**SOURCE TEXT:**
::::::::
Food security is about long-term food supply, disaster planning, food safety, and many other issues. The focus here is on the unmet nutritional needs of low-income people, commonly referred to as the hunger problem. According to the FAO, on the basis of estimates of deficiencies in dietary energy (calorie) supply, close to a billion people go hungry (FAO 2013a).
How can this be explained? The gross global product is about 80 trillion dollars a year. Huge amounts of food are produced, as we can see in any supermarket. Viewed globally, there is no shortage of food. There are local shortages of land and water, but globally there is no shortage of such things. Much more nutritious food could be produced if fewer agricultural resources were used to produce foods of little nutritional value such as coffee or non-foods such as tobacco, flowers, and fuel.
There is a close correlation between poverty and hunger. But why is there so much poverty in the world when there is also so much wealth?
And how is it that there are so many people who are poor but not hungry?
In Ending Hunger Worldwide, I observed that in strong communities, where people care about one another’s well-being, no one goes hungry (Kent 2011, 137).
Apparently this is true even in poor and in so-called primitive societies. Karl Polanyi recognized this in 1944:
[A]s a rule, the individual in primitive society is not threatened by starvation unless the community as a whole is in a like predicament. . . . destitution is impossible: whosoever needs assistance receives it unquestioningly. . . . There is no starvation in societies living on the subsistence margin (Polanyi 1944).”
George Kanahele said much the same thing about pre-contact Hawai‘i:
The starkest forms of famine occur in much more harsh natural environments than Hawai‘i’s and, ironically, in part as a result of the industrialism which makes marginal economies dependent upon international political and economic events over which people in such economies have no control. We cannot honestly imagine absolute hunger occurring among the families dwelling in a self-sufficient ‘iliahupua’a in the days of old (Kanahele 1986, 324).
Others put it this way:
When a community functions well, it is because of the active solidarity among its members. People look out for each other, help each other . . . When individuals slip into poverty it is not simply because they have run out of money – it is also because their community has failed (Dessewfy and Hammer 1995).
There can be serious food supply issues when geophysical hazards such as earthquakes and floods occur, or when armed attacks suddenly disrupt local food systems and entire communities. However, in stable communities, hunger usually results from exploitation, under which some people profit excessively from the fruits of other people’s labor. Usually, when people have decent opportunities and can enjoy the full benefits of their own labor, they live adequately. They do that even in harsh physical environments. Where environments are too harsh to sustain life, people move elsewhere if they can.
In many high-income countries, there are low-income groups that go hungry. Their problems may be due as much to the absence of caring communities as to the lack of money. In Japan, for example, where increasing numbers of senior citizens are arrested for shoplifting . . .
::::::::
**RECORDS SUPPLIED:**
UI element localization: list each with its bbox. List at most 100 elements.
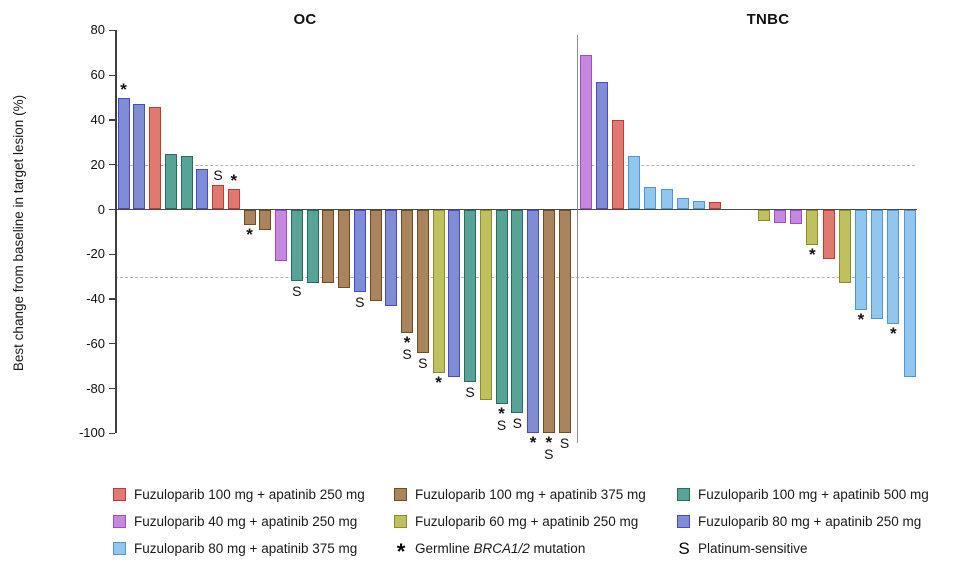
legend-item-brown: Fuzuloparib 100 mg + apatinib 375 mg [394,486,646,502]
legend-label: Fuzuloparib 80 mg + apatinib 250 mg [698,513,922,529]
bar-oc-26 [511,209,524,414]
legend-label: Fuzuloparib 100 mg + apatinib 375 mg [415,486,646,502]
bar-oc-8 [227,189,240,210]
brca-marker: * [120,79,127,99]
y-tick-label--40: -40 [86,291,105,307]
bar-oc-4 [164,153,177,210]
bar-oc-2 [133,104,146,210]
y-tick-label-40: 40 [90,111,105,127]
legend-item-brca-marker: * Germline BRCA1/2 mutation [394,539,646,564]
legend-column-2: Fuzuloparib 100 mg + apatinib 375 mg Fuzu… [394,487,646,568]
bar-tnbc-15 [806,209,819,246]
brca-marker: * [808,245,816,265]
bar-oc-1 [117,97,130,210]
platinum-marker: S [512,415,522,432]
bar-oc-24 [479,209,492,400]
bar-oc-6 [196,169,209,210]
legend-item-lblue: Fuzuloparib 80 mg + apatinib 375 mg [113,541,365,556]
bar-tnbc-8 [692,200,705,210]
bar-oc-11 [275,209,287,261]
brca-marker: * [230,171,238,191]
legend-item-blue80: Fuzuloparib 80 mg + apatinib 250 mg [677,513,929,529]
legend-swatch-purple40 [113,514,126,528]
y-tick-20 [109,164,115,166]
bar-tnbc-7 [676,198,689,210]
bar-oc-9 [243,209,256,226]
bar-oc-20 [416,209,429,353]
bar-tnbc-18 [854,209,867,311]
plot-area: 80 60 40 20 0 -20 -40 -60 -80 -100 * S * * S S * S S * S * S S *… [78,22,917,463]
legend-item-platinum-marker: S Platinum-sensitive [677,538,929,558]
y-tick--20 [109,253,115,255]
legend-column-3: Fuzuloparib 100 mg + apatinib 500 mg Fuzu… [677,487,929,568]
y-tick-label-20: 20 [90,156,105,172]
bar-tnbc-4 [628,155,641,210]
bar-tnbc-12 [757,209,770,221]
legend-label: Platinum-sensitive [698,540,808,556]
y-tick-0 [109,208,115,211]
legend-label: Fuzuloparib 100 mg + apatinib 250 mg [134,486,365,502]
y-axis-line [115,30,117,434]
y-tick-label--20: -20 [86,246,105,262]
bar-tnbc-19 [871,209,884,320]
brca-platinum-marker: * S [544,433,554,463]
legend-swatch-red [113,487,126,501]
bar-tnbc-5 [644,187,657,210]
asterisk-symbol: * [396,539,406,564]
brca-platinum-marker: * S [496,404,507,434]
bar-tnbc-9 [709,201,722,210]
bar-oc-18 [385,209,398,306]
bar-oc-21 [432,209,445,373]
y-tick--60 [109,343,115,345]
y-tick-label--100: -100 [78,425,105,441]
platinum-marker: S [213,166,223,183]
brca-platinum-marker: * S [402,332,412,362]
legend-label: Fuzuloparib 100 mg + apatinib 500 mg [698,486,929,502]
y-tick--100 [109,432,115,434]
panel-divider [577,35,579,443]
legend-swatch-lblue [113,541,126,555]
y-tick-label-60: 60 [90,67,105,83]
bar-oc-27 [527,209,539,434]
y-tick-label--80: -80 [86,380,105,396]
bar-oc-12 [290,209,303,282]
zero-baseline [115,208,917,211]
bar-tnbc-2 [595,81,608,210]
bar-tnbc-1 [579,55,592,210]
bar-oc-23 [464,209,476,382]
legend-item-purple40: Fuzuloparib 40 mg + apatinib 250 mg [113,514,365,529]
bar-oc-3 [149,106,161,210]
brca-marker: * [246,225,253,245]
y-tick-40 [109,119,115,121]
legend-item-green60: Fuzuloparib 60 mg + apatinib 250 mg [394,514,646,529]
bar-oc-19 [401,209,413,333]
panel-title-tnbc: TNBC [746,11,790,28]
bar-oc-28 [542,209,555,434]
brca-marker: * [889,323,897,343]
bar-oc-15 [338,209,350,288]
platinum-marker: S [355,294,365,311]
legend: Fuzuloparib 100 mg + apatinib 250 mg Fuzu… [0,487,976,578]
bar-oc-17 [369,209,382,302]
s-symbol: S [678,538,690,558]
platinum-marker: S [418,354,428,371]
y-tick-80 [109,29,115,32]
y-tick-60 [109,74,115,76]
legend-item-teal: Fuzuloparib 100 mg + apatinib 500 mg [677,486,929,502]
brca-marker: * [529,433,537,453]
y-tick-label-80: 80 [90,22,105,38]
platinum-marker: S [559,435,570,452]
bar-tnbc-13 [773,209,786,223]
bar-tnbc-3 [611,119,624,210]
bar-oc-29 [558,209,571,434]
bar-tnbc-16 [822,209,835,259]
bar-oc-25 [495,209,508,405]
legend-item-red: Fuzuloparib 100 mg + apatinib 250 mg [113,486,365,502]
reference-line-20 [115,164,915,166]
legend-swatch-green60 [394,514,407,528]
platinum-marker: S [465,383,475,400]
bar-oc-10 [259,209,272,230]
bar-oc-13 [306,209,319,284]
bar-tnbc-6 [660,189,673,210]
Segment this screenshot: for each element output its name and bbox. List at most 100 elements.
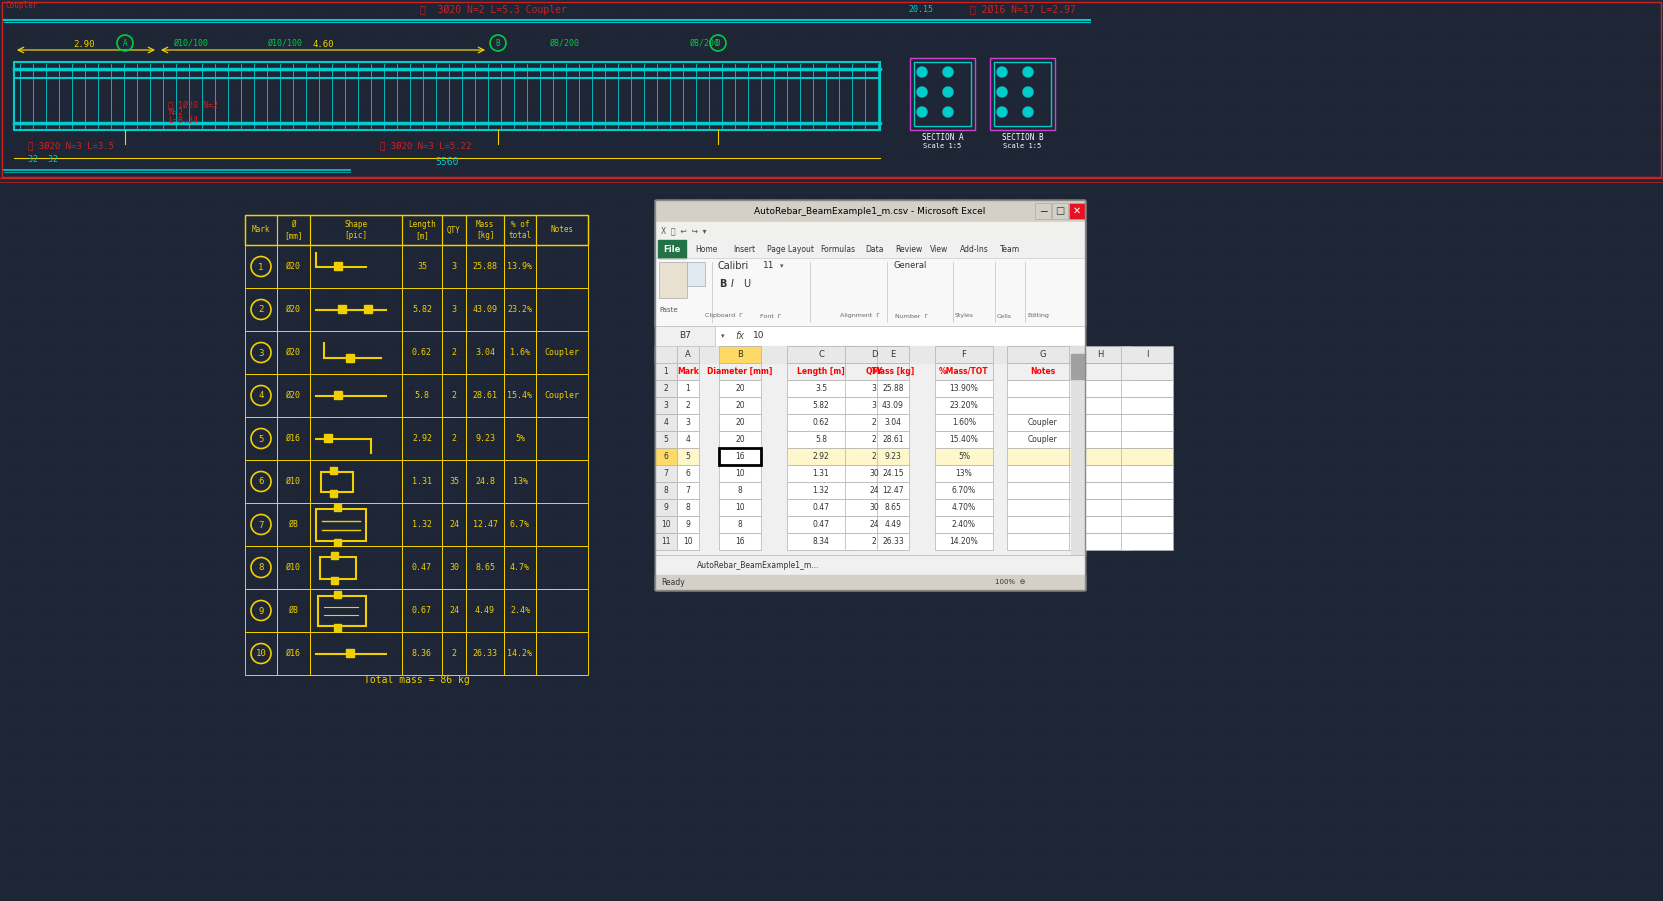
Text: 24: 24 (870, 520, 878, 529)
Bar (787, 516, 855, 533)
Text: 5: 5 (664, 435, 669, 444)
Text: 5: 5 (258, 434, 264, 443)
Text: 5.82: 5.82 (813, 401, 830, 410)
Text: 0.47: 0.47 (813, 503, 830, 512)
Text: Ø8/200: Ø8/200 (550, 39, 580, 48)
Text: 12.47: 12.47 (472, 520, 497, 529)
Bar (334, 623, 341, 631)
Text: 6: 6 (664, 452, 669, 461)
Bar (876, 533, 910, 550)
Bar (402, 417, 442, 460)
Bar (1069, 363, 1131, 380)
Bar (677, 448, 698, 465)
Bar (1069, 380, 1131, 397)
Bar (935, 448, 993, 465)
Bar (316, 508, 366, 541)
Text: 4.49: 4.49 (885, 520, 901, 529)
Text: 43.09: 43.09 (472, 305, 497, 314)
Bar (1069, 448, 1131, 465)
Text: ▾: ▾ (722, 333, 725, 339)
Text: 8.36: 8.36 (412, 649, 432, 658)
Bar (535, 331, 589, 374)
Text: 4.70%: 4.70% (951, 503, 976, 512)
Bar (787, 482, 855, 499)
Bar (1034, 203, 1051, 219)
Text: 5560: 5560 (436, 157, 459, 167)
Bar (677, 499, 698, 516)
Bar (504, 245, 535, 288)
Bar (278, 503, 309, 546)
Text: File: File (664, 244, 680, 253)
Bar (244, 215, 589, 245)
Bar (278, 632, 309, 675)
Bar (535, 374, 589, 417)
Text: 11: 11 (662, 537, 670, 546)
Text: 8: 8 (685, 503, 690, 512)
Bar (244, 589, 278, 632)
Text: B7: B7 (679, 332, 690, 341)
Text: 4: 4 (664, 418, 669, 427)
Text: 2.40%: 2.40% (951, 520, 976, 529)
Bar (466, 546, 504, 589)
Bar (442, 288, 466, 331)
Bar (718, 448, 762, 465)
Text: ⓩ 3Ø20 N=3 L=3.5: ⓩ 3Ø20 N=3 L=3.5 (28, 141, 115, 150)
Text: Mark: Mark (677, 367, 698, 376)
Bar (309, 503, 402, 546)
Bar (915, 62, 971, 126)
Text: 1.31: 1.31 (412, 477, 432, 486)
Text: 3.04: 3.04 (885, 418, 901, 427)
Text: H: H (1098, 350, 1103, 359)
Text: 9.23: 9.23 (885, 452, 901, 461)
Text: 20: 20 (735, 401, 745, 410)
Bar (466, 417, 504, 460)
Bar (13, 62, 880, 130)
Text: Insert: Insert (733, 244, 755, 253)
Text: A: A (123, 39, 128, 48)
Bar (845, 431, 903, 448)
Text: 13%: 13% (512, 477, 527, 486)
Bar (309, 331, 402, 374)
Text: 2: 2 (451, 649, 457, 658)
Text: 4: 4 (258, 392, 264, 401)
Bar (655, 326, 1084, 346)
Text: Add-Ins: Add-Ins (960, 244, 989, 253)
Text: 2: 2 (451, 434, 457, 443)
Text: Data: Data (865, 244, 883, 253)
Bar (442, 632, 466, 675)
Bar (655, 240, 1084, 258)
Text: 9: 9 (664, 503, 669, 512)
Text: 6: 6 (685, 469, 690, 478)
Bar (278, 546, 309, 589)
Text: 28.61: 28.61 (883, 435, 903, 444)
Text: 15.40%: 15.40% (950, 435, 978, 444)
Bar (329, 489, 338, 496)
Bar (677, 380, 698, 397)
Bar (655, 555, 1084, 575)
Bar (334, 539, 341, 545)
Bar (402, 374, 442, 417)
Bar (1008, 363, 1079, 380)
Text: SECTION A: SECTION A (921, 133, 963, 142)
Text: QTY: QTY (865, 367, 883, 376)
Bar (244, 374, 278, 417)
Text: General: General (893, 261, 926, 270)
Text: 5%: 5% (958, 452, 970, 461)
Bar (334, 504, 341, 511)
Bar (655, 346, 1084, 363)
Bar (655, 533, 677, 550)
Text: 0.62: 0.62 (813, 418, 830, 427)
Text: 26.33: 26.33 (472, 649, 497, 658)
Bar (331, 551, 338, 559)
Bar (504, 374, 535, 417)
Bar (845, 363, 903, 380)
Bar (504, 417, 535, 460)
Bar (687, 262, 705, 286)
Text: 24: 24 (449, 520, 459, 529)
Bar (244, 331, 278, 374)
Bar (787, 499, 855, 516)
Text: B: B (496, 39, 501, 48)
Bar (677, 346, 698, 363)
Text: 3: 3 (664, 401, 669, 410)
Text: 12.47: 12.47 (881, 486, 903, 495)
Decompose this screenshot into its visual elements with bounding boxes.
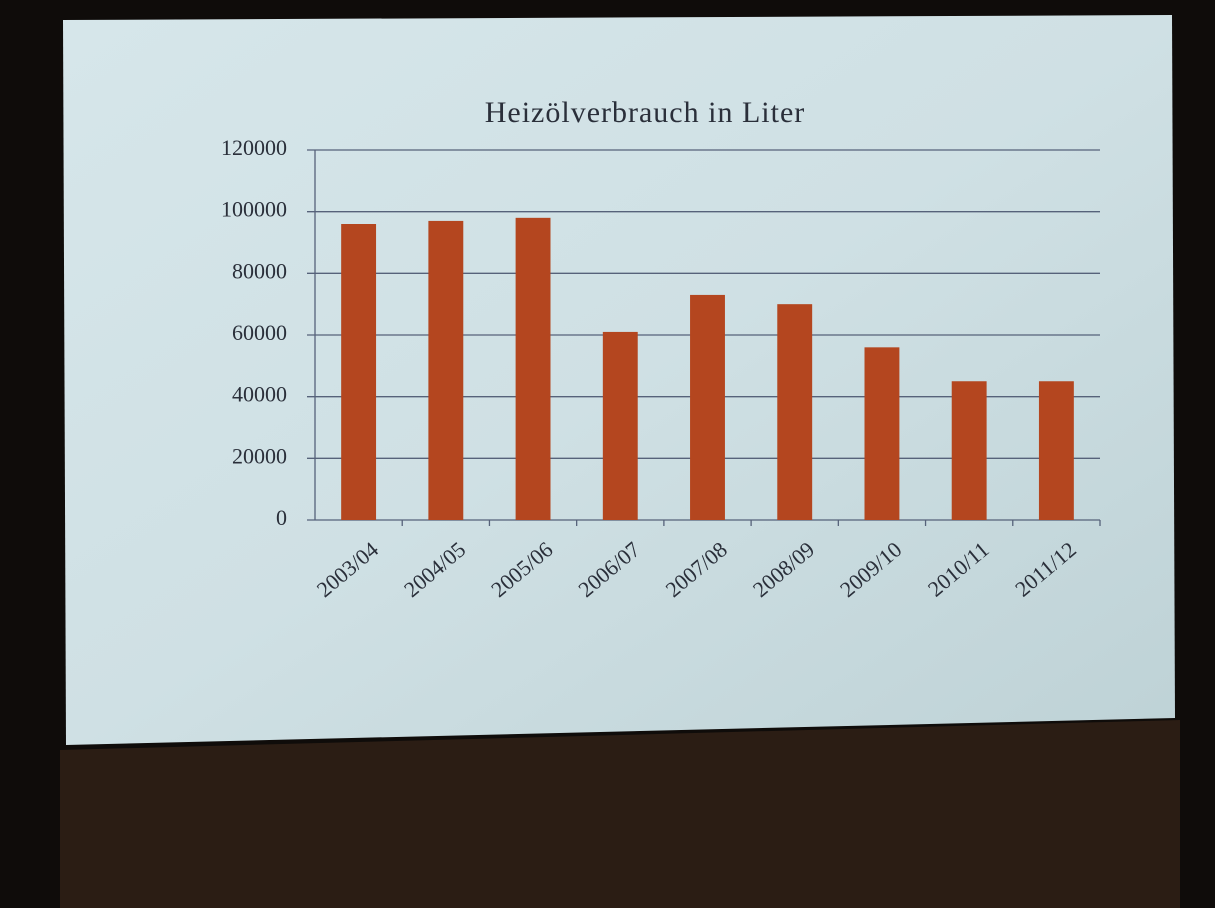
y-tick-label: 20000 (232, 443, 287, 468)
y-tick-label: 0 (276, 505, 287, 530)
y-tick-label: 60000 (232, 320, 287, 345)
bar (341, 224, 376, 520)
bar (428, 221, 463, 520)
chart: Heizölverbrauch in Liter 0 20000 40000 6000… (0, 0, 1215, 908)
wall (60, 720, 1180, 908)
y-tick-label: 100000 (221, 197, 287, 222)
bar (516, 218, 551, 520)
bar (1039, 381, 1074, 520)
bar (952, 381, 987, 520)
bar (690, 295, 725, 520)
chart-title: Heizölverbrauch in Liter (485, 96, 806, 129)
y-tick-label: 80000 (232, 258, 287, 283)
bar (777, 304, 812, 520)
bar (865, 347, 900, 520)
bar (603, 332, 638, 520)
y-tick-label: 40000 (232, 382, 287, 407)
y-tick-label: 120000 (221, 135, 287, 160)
::::::::
**OBJECTIVES:**
1. According to the passage on hunger, what is the approximate gross global product each year?
2. Reproduce a stretch of the passage on hunger, beginning at the words "There is a close" and stopping after the words "(Kent 2011, 137).".
3. Carry on writing the passage on hunger from the point where it stops.
The lines are not needed for this work.

**ANSWERS FOR THE TASKS:**
1. About 80 trillion dollars a year.

2.
There is a close correlation between poverty and hunger. But why is there so much poverty in the world when there is also so much wealth?
And how is it that there are so many people who are poor but not hungry?
In Ending Hunger Worldwide, I observed that in strong communities, where people care about one another’s well-being, no one goes hungry (Kent 2011, 137).

3.
“Senior citizens shoplift lunch boxes and bread out of poverty, and they also steal because they are lonely and isolated” . . . . Some steal even when they aren’t really hungry because the traditional support system is breaking down and they have become isolated from society . . . (Nohara and Sharp 2013).
Society’s indifference takes a heavy toll on the isolated elderly.
Studies of the hunger problem rarely recognize that it has a lot to do with how people treat each other. Lists of relevant factors (e.g., FAO 2013b; IFPRI 2013, 102-120) rarely cover social relationships. They do not look into how people actually live. They may speak about deficits in land availability, water, seeds, knowledge, and trade opportunities, but they do not see that the major problem might be a deficit in caring. The view taken here is that hunger is at root a social problem, heavily influenced by human relationships of compassion, indifference, and exploitation.
Several global agencies have been working to strengthen the linkage between agriculture and nutrition (Herforth 2012; World Bank 2007). The Global Forum on Food Security and Nutrition hosted an extensive discussion on “Making agriculture work for nutrition (FAO 2012).” This can be seen as a move to counteract one of the major deficiencies of the global industrialized food system, the fact that it responds mainly to money and not to needs.
International agencies ask how agriculture might make a stronger contribution to nutrition, but it is a curious question. Nutrition-sensitive agriculture systems have been well developed in many places throughout history (Inter Pares 2004; Kuhnlein, Erasmus, and Spigelski 2009). Agro-ecology evolved to meet the needs of people and the eco-systems in which they were embedded, in sustainable—almost timeless—systems. The Stockholm Resilience Center has shown how ancient Mayan cities and ancient Constantinople have much to teach us regarding urban food systems (Stockholm Resilience Center 2013).
In today’s industrialized agriculture, good basic nutrition is no longer the dominant motivation that drives food production. In pre-modern times, before the dominance of markets and before wealth accumulation became so important to so many, agriculture was undertaken to produce food for good nutrition, not for wealth.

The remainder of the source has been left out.